SUPPLIED RECORDS:
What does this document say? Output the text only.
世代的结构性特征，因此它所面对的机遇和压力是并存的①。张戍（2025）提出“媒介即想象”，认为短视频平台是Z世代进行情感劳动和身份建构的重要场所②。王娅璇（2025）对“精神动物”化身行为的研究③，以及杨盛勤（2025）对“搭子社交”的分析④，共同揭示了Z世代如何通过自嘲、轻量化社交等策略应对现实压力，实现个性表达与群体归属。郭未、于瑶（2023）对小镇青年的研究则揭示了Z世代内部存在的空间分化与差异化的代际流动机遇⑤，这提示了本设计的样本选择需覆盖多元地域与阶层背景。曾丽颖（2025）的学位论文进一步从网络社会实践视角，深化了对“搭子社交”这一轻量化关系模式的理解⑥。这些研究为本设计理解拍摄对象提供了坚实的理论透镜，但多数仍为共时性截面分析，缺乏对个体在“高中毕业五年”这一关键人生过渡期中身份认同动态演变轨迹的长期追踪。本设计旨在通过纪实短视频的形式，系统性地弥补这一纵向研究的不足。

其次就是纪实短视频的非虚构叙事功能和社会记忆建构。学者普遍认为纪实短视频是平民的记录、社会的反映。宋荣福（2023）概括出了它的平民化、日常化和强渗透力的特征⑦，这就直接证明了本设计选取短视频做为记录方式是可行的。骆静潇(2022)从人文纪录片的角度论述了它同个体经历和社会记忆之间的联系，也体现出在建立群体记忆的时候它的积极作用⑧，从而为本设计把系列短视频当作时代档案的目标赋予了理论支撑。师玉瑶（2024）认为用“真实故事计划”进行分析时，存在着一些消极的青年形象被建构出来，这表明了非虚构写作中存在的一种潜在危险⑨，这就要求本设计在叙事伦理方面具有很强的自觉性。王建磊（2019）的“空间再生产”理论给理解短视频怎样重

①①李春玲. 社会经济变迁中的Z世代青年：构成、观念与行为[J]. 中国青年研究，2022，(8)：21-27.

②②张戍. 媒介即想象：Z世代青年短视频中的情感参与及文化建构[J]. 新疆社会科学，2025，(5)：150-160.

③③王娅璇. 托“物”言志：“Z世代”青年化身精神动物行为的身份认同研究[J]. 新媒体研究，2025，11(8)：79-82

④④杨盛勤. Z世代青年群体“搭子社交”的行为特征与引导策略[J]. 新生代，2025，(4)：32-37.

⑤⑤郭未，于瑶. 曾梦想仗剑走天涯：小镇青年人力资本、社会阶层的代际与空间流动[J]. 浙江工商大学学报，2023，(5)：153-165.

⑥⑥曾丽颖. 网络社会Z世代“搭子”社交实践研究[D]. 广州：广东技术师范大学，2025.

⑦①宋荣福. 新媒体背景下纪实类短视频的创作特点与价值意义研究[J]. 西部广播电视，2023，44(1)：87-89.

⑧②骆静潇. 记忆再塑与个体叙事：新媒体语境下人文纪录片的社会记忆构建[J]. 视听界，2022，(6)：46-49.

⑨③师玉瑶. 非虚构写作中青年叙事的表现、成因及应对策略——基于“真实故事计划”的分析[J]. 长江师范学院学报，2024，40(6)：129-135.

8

==

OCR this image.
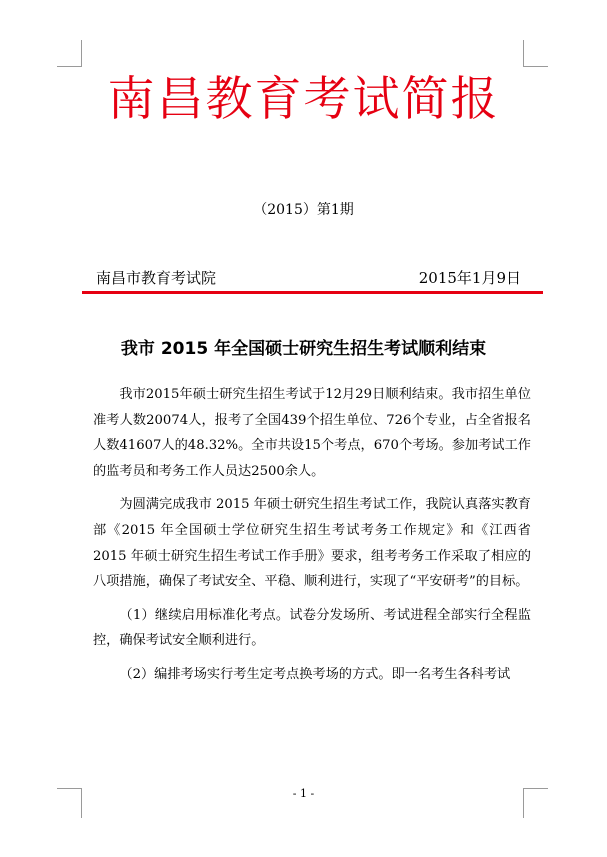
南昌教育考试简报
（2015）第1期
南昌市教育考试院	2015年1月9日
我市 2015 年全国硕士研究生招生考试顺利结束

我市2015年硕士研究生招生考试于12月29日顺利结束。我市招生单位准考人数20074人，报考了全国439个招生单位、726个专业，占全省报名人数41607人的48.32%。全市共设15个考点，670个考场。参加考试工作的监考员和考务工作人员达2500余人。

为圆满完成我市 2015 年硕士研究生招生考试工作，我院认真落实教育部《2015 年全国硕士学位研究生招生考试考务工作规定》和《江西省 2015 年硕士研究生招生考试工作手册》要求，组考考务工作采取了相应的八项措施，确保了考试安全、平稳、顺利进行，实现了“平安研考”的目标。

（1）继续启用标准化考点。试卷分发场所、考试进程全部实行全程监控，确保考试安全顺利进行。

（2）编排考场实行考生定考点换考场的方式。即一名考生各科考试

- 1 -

--

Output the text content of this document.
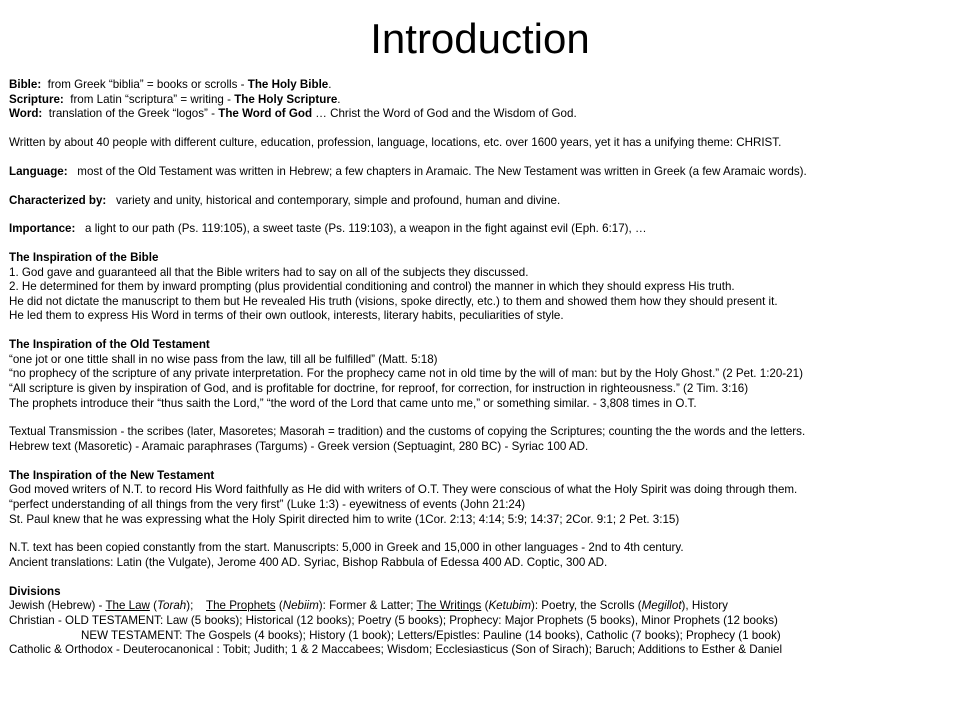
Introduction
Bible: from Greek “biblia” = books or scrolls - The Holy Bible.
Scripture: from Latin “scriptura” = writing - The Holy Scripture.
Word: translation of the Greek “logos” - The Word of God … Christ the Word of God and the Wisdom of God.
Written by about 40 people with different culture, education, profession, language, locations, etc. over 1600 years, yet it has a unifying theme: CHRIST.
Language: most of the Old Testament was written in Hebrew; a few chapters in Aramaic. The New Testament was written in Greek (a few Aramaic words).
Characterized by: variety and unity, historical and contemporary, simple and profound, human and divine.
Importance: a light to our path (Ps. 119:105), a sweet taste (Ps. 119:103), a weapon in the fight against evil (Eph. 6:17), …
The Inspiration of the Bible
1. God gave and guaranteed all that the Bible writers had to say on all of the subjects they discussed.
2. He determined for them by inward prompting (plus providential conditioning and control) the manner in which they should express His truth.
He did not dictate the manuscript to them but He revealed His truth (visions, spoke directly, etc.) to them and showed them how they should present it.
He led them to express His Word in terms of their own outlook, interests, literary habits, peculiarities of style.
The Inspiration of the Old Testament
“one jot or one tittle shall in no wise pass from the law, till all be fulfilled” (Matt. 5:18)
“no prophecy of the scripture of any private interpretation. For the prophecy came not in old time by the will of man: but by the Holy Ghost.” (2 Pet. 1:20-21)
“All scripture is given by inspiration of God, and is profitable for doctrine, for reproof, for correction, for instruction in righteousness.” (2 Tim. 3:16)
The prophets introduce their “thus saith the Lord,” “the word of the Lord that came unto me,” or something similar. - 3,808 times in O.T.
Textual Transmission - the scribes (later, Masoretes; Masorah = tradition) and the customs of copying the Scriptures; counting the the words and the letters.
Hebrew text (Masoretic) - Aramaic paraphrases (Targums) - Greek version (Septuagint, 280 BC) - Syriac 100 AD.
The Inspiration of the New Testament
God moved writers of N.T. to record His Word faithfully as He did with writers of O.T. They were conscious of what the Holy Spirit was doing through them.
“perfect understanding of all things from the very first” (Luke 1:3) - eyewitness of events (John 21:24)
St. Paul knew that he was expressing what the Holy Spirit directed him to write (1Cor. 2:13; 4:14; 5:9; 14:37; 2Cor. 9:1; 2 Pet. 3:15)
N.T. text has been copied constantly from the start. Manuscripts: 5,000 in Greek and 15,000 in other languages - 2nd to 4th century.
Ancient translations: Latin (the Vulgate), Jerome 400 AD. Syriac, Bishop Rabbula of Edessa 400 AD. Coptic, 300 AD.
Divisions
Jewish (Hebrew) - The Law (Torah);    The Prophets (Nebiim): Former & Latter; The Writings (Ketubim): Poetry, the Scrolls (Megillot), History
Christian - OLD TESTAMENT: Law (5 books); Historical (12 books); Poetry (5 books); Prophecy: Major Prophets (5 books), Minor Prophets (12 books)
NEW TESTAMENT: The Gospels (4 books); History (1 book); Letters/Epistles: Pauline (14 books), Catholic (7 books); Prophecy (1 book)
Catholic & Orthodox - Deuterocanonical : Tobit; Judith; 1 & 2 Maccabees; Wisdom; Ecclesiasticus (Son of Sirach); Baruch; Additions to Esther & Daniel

DESCRIPTION OF THE TASK: Check each line of the entries above, and show every one holding the word "Syriac".

COMPLETE RESPONSE:
Hebrew text (Masoretic) - Aramaic paraphrases (Targums) - Greek version (Septuagint, 280 BC) - Syriac 100 AD.
Ancient translations: Latin (the Vulgate), Jerome 400 AD. Syriac, Bishop Rabbula of Edessa 400 AD. Coptic, 300 AD.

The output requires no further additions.